TASK BRIEF:
Will you transcribe the entries that follow, exactly and in full?
****
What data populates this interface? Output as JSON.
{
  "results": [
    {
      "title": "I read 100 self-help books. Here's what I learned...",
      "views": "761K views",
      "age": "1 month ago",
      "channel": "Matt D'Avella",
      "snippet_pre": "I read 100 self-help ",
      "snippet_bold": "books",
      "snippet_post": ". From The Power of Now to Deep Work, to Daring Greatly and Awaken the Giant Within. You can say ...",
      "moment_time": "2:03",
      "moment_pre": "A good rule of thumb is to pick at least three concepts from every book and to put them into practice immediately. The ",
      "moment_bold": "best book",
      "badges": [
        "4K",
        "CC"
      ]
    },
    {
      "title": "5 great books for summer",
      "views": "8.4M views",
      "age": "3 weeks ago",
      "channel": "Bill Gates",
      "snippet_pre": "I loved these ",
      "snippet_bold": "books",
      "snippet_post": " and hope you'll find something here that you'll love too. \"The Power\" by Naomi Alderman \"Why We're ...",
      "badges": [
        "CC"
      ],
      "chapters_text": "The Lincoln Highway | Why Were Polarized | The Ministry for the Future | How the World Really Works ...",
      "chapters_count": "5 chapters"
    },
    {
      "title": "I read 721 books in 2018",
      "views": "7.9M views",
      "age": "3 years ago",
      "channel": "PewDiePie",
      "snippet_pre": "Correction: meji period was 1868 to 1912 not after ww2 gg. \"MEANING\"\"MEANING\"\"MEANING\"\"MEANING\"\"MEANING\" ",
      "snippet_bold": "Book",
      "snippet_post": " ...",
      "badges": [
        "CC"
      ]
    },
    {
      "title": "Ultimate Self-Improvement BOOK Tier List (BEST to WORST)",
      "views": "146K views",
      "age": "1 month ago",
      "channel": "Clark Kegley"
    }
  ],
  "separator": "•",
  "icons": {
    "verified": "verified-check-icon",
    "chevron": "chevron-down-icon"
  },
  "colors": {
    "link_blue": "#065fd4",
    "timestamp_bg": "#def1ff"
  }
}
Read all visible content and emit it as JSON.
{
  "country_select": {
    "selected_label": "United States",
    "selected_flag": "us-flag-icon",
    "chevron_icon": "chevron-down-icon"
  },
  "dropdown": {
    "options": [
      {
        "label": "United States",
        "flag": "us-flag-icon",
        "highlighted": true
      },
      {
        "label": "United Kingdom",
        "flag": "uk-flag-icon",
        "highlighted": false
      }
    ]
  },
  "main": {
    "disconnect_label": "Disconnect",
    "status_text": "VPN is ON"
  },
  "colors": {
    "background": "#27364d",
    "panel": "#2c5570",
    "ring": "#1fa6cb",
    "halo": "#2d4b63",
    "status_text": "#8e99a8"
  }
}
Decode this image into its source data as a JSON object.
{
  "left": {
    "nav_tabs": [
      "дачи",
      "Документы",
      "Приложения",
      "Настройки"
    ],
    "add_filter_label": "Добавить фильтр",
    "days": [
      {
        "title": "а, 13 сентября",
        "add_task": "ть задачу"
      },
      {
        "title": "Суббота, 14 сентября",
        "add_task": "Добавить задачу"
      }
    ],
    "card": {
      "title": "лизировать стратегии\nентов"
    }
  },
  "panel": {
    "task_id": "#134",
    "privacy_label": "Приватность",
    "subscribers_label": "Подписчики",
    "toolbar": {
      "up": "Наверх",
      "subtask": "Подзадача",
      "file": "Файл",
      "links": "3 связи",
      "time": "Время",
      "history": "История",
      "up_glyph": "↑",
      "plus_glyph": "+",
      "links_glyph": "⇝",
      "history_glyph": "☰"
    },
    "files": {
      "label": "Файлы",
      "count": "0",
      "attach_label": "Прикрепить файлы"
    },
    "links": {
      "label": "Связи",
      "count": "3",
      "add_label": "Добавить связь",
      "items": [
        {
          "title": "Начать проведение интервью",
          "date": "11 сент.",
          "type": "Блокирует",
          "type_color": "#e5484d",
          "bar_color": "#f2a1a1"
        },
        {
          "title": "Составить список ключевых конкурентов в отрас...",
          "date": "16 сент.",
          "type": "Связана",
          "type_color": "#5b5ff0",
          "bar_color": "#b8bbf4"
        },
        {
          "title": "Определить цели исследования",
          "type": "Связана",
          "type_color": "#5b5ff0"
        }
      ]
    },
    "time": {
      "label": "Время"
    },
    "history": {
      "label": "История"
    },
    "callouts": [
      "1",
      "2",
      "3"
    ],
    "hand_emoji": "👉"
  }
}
****
SOLUTION TO THIS EXERCISE:
What data populates this interface? Output as JSON.
{
  "results": [
    {
      "title": "I read 100 self-help books. Here's what I learned...",
      "views": "761K views",
      "age": "1 month ago",
      "channel": "Matt D'Avella",
      "snippet_pre": "I read 100 self-help ",
      "snippet_bold": "books",
      "snippet_post": ". From The Power of Now to Deep Work, to Daring Greatly and Awaken the Giant Within. You can say ...",
      "moment_time": "2:03",
      "moment_pre": "A good rule of thumb is to pick at least three concepts from every book and to put them into practice immediately. The ",
      "moment_bold": "best book",
      "badges": [
        "4K",
        "CC"
      ]
    },
    {
      "title": "5 great books for summer",
      "views": "8.4M views",
      "age": "3 weeks ago",
      "channel": "Bill Gates",
      "snippet_pre": "I loved these ",
      "snippet_bold": "books",
      "snippet_post": " and hope you'll find something here that you'll love too. \"The Power\" by Naomi Alderman \"Why We're ...",
      "badges": [
        "CC"
      ],
      "chapters_text": "The Lincoln Highway | Why Were Polarized | The Ministry for the Future | How the World Really Works ...",
      "chapters_count": "5 chapters"
    },
    {
      "title": "I read 721 books in 2018",
      "views": "7.9M views",
      "age": "3 years ago",
      "channel": "PewDiePie",
      "snippet_pre": "Correction: meji period was 1868 to 1912 not after ww2 gg. \"MEANING\"\"MEANING\"\"MEANING\"\"MEANING\"\"MEANING\" ",
      "snippet_bold": "Book",
      "snippet_post": " ...",
      "badges": [
        "CC"
      ]
    },
    {
      "title": "Ultimate Self-Improvement BOOK Tier List (BEST to WORST)",
      "views": "146K views",
      "age": "1 month ago",
      "channel": "Clark Kegley"
    }
  ],
  "separator": "•",
  "icons": {
    "verified": "verified-check-icon",
    "chevron": "chevron-down-icon"
  },
  "colors": {
    "link_blue": "#065fd4",
    "timestamp_bg": "#def1ff"
  }
}
Read all visible content and emit it as JSON.
{
  "country_select": {
    "selected_label": "United States",
    "selected_flag": "us-flag-icon",
    "chevron_icon": "chevron-down-icon"
  },
  "dropdown": {
    "options": [
      {
        "label": "United States",
        "flag": "us-flag-icon",
        "highlighted": true
      },
      {
        "label": "United Kingdom",
        "flag": "uk-flag-icon",
        "highlighted": false
      }
    ]
  },
  "main": {
    "disconnect_label": "Disconnect",
    "status_text": "VPN is ON"
  },
  "colors": {
    "background": "#27364d",
    "panel": "#2c5570",
    "ring": "#1fa6cb",
    "halo": "#2d4b63",
    "status_text": "#8e99a8"
  }
}
Decode this image into its source data as a JSON object.
{
  "left": {
    "nav_tabs": [
      "дачи",
      "Документы",
      "Приложения",
      "Настройки"
    ],
    "add_filter_label": "Добавить фильтр",
    "days": [
      {
        "title": "а, 13 сентября",
        "add_task": "ть задачу"
      },
      {
        "title": "Суббота, 14 сентября",
        "add_task": "Добавить задачу"
      }
    ],
    "card": {
      "title": "лизировать стратегии\nентов"
    }
  },
  "panel": {
    "task_id": "#134",
    "privacy_label": "Приватность",
    "subscribers_label": "Подписчики",
    "toolbar": {
      "up": "Наверх",
      "subtask": "Подзадача",
      "file": "Файл",
      "links": "3 связи",
      "time": "Время",
      "history": "История",
      "up_glyph": "↑",
      "plus_glyph": "+",
      "links_glyph": "⇝",
      "history_glyph": "☰"
    },
    "files": {
      "label": "Файлы",
      "count": "0",
      "attach_label": "Прикрепить файлы"
    },
    "links": {
      "label": "Связи",
      "count": "3",
      "add_label": "Добавить связь",
      "items": [
        {
          "title": "Начать проведение интервью",
          "date": "11 сент.",
          "type": "Блокирует",
          "type_color": "#e5484d",
          "bar_color": "#f2a1a1"
        },
        {
          "title": "Составить список ключевых конкурентов в отрас...",
          "date": "16 сент.",
          "type": "Связана",
          "type_color": "#5b5ff0",
          "bar_color": "#b8bbf4"
        },
        {
          "title": "Определить цели исследования",
          "type": "Связана",
          "type_color": "#5b5ff0"
        }
      ]
    },
    "time": {
      "label": "Время"
    },
    "history": {
      "label": "История"
    },
    "callouts": [
      "1",
      "2",
      "3"
    ],
    "hand_emoji": "👉"
  }
}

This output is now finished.